● **Task instructions**
Copy each line holding the string "JSON".

** start Given records **

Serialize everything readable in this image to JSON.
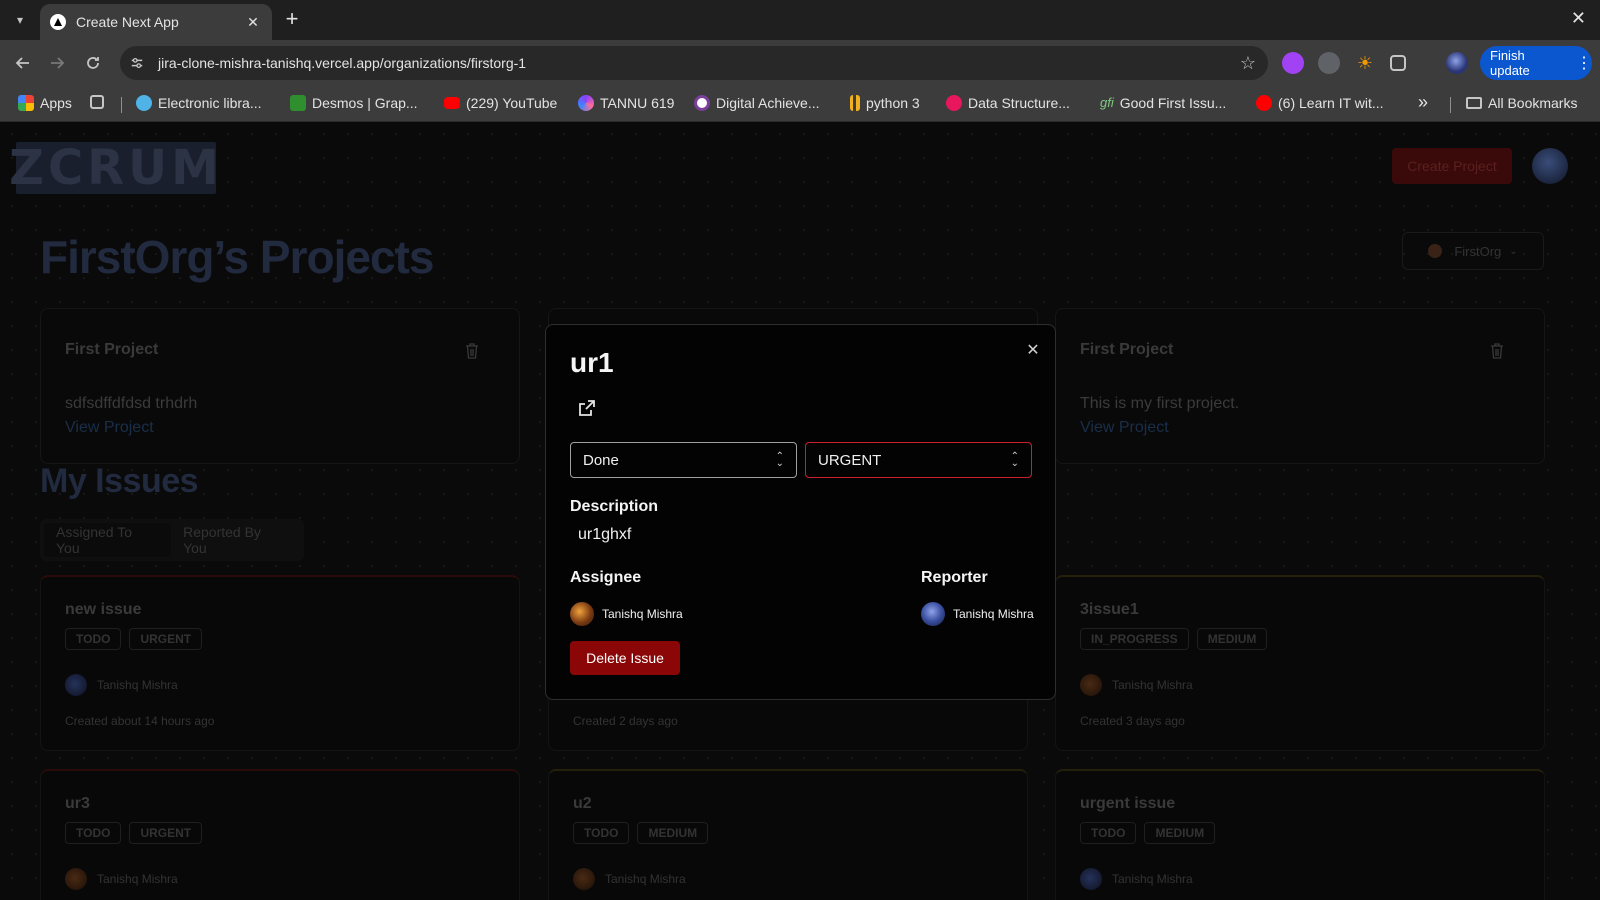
{
  "browser": {
    "tab_title": "Create Next App",
    "url": "jira-clone-mishra-tanishq.vercel.app/organizations/firstorg-1",
    "finish_update_label": "Finish update",
    "bookmarks": [
      {
        "label": "Apps"
      },
      {
        "label": "Electronic libra..."
      },
      {
        "label": "Desmos | Grap..."
      },
      {
        "label": "(229) YouTube"
      },
      {
        "label": "TANNU 619"
      },
      {
        "label": "Digital Achieve..."
      },
      {
        "label": "python 3"
      },
      {
        "label": "Data Structure..."
      },
      {
        "label": "Good First Issu..."
      },
      {
        "label": "(6) Learn IT wit..."
      }
    ],
    "more_bookmarks": "»",
    "all_bookmarks_label": "All Bookmarks"
  },
  "app": {
    "logo_text": "ZCRUM",
    "create_project_label": "Create Project",
    "page_title": "FirstOrg’s Projects",
    "org_switcher_label": "FirstOrg",
    "projects": [
      {
        "title": "First Project",
        "description": "sdfsdffdfdsd trhdrh",
        "link": "View Project"
      },
      {
        "title": "First Project",
        "description": "This is my first project.",
        "link": "View Project"
      }
    ],
    "my_issues_title": "My Issues",
    "issue_tabs": [
      "Assigned To You",
      "Reported By You"
    ],
    "issues": [
      {
        "title": "new issue",
        "status": "TODO",
        "priority": "URGENT",
        "user": "Tanishq Mishra",
        "created": "Created about 14 hours ago"
      },
      {
        "title": "",
        "status": "",
        "priority": "",
        "user": "",
        "created": "Created 2 days ago"
      },
      {
        "title": "3issue1",
        "status": "IN_PROGRESS",
        "priority": "MEDIUM",
        "user": "Tanishq Mishra",
        "created": "Created 3 days ago"
      },
      {
        "title": "ur3",
        "status": "TODO",
        "priority": "URGENT",
        "user": "Tanishq Mishra",
        "created": ""
      },
      {
        "title": "u2",
        "status": "TODO",
        "priority": "MEDIUM",
        "user": "Tanishq Mishra",
        "created": ""
      },
      {
        "title": "urgent issue",
        "status": "TODO",
        "priority": "MEDIUM",
        "user": "Tanishq Mishra",
        "created": ""
      }
    ]
  },
  "modal": {
    "title": "ur1",
    "status_value": "Done",
    "priority_value": "URGENT",
    "description_label": "Description",
    "description": "ur1ghxf",
    "assignee_label": "Assignee",
    "assignee_name": "Tanishq Mishra",
    "reporter_label": "Reporter",
    "reporter_name": "Tanishq Mishra",
    "delete_label": "Delete Issue"
  },
  "colors": {
    "delete_button": "#8b0707",
    "urgent_border": "#c9202a",
    "update_button": "#0b57d0"
  }
}
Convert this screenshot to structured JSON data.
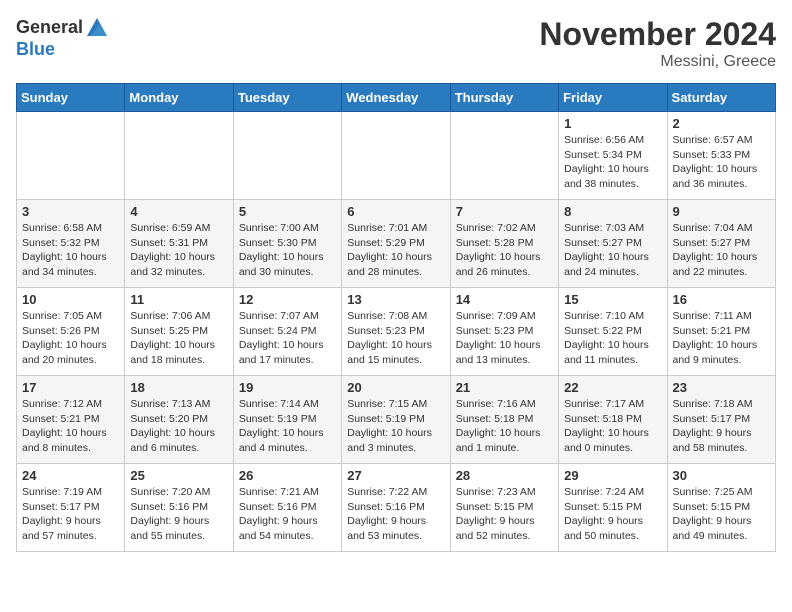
{
  "logo": {
    "general": "General",
    "blue": "Blue"
  },
  "title": "November 2024",
  "location": "Messini, Greece",
  "days_of_week": [
    "Sunday",
    "Monday",
    "Tuesday",
    "Wednesday",
    "Thursday",
    "Friday",
    "Saturday"
  ],
  "weeks": [
    [
      {
        "num": "",
        "info": ""
      },
      {
        "num": "",
        "info": ""
      },
      {
        "num": "",
        "info": ""
      },
      {
        "num": "",
        "info": ""
      },
      {
        "num": "",
        "info": ""
      },
      {
        "num": "1",
        "info": "Sunrise: 6:56 AM\nSunset: 5:34 PM\nDaylight: 10 hours\nand 38 minutes."
      },
      {
        "num": "2",
        "info": "Sunrise: 6:57 AM\nSunset: 5:33 PM\nDaylight: 10 hours\nand 36 minutes."
      }
    ],
    [
      {
        "num": "3",
        "info": "Sunrise: 6:58 AM\nSunset: 5:32 PM\nDaylight: 10 hours\nand 34 minutes."
      },
      {
        "num": "4",
        "info": "Sunrise: 6:59 AM\nSunset: 5:31 PM\nDaylight: 10 hours\nand 32 minutes."
      },
      {
        "num": "5",
        "info": "Sunrise: 7:00 AM\nSunset: 5:30 PM\nDaylight: 10 hours\nand 30 minutes."
      },
      {
        "num": "6",
        "info": "Sunrise: 7:01 AM\nSunset: 5:29 PM\nDaylight: 10 hours\nand 28 minutes."
      },
      {
        "num": "7",
        "info": "Sunrise: 7:02 AM\nSunset: 5:28 PM\nDaylight: 10 hours\nand 26 minutes."
      },
      {
        "num": "8",
        "info": "Sunrise: 7:03 AM\nSunset: 5:27 PM\nDaylight: 10 hours\nand 24 minutes."
      },
      {
        "num": "9",
        "info": "Sunrise: 7:04 AM\nSunset: 5:27 PM\nDaylight: 10 hours\nand 22 minutes."
      }
    ],
    [
      {
        "num": "10",
        "info": "Sunrise: 7:05 AM\nSunset: 5:26 PM\nDaylight: 10 hours\nand 20 minutes."
      },
      {
        "num": "11",
        "info": "Sunrise: 7:06 AM\nSunset: 5:25 PM\nDaylight: 10 hours\nand 18 minutes."
      },
      {
        "num": "12",
        "info": "Sunrise: 7:07 AM\nSunset: 5:24 PM\nDaylight: 10 hours\nand 17 minutes."
      },
      {
        "num": "13",
        "info": "Sunrise: 7:08 AM\nSunset: 5:23 PM\nDaylight: 10 hours\nand 15 minutes."
      },
      {
        "num": "14",
        "info": "Sunrise: 7:09 AM\nSunset: 5:23 PM\nDaylight: 10 hours\nand 13 minutes."
      },
      {
        "num": "15",
        "info": "Sunrise: 7:10 AM\nSunset: 5:22 PM\nDaylight: 10 hours\nand 11 minutes."
      },
      {
        "num": "16",
        "info": "Sunrise: 7:11 AM\nSunset: 5:21 PM\nDaylight: 10 hours\nand 9 minutes."
      }
    ],
    [
      {
        "num": "17",
        "info": "Sunrise: 7:12 AM\nSunset: 5:21 PM\nDaylight: 10 hours\nand 8 minutes."
      },
      {
        "num": "18",
        "info": "Sunrise: 7:13 AM\nSunset: 5:20 PM\nDaylight: 10 hours\nand 6 minutes."
      },
      {
        "num": "19",
        "info": "Sunrise: 7:14 AM\nSunset: 5:19 PM\nDaylight: 10 hours\nand 4 minutes."
      },
      {
        "num": "20",
        "info": "Sunrise: 7:15 AM\nSunset: 5:19 PM\nDaylight: 10 hours\nand 3 minutes."
      },
      {
        "num": "21",
        "info": "Sunrise: 7:16 AM\nSunset: 5:18 PM\nDaylight: 10 hours\nand 1 minute."
      },
      {
        "num": "22",
        "info": "Sunrise: 7:17 AM\nSunset: 5:18 PM\nDaylight: 10 hours\nand 0 minutes."
      },
      {
        "num": "23",
        "info": "Sunrise: 7:18 AM\nSunset: 5:17 PM\nDaylight: 9 hours\nand 58 minutes."
      }
    ],
    [
      {
        "num": "24",
        "info": "Sunrise: 7:19 AM\nSunset: 5:17 PM\nDaylight: 9 hours\nand 57 minutes."
      },
      {
        "num": "25",
        "info": "Sunrise: 7:20 AM\nSunset: 5:16 PM\nDaylight: 9 hours\nand 55 minutes."
      },
      {
        "num": "26",
        "info": "Sunrise: 7:21 AM\nSunset: 5:16 PM\nDaylight: 9 hours\nand 54 minutes."
      },
      {
        "num": "27",
        "info": "Sunrise: 7:22 AM\nSunset: 5:16 PM\nDaylight: 9 hours\nand 53 minutes."
      },
      {
        "num": "28",
        "info": "Sunrise: 7:23 AM\nSunset: 5:15 PM\nDaylight: 9 hours\nand 52 minutes."
      },
      {
        "num": "29",
        "info": "Sunrise: 7:24 AM\nSunset: 5:15 PM\nDaylight: 9 hours\nand 50 minutes."
      },
      {
        "num": "30",
        "info": "Sunrise: 7:25 AM\nSunset: 5:15 PM\nDaylight: 9 hours\nand 49 minutes."
      }
    ]
  ]
}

** end Given records **

● **Right answer**
Serialize everything readable in this image to JSON.
Convert this screenshot to structured JSON data.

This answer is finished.